Dataset rows:

--------------------------------------------------

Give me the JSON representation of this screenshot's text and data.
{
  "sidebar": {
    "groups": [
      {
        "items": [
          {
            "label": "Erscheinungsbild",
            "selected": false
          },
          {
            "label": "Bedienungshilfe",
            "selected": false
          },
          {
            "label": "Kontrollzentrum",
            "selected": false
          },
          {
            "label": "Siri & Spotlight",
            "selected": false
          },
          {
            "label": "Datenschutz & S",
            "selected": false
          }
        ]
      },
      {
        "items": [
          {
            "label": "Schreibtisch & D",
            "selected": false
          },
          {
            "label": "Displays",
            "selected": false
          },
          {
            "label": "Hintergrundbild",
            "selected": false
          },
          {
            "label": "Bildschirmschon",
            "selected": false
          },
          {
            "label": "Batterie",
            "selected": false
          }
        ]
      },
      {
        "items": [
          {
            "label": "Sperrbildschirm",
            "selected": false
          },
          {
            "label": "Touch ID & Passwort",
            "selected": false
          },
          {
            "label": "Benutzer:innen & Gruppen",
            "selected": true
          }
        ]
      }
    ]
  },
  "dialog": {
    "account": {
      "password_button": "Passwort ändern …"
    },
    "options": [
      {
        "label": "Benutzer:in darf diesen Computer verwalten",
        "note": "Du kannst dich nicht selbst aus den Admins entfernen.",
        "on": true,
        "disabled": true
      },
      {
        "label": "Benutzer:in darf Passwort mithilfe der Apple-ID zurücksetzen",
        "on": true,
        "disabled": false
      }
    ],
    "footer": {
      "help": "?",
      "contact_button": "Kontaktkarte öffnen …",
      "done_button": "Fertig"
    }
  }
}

--------------------------------------------------

Provide all the records again, word for word.

[Result of the exercise]:
Give me the JSON representation of this screenshot's text and data.
{
  "sidebar": {
    "groups": [
      {
        "items": [
          {
            "label": "Erscheinungsbild",
            "selected": false
          },
          {
            "label": "Bedienungshilfe",
            "selected": false
          },
          {
            "label": "Kontrollzentrum",
            "selected": false
          },
          {
            "label": "Siri & Spotlight",
            "selected": false
          },
          {
            "label": "Datenschutz & S",
            "selected": false
          }
        ]
      },
      {
        "items": [
          {
            "label": "Schreibtisch & D",
            "selected": false
          },
          {
            "label": "Displays",
            "selected": false
          },
          {
            "label": "Hintergrundbild",
            "selected": false
          },
          {
            "label": "Bildschirmschon",
            "selected": false
          },
          {
            "label": "Batterie",
            "selected": false
          }
        ]
      },
      {
        "items": [
          {
            "label": "Sperrbildschirm",
            "selected": false
          },
          {
            "label": "Touch ID & Passwort",
            "selected": false
          },
          {
            "label": "Benutzer:innen & Gruppen",
            "selected": true
          }
        ]
      }
    ]
  },
  "dialog": {
    "account": {
      "password_button": "Passwort ändern …"
    },
    "options": [
      {
        "label": "Benutzer:in darf diesen Computer verwalten",
        "note": "Du kannst dich nicht selbst aus den Admins entfernen.",
        "on": true,
        "disabled": true
      },
      {
        "label": "Benutzer:in darf Passwort mithilfe der Apple-ID zurücksetzen",
        "on": true,
        "disabled": false
      }
    ],
    "footer": {
      "help": "?",
      "contact_button": "Kontaktkarte öffnen …",
      "done_button": "Fertig"
    }
  }
}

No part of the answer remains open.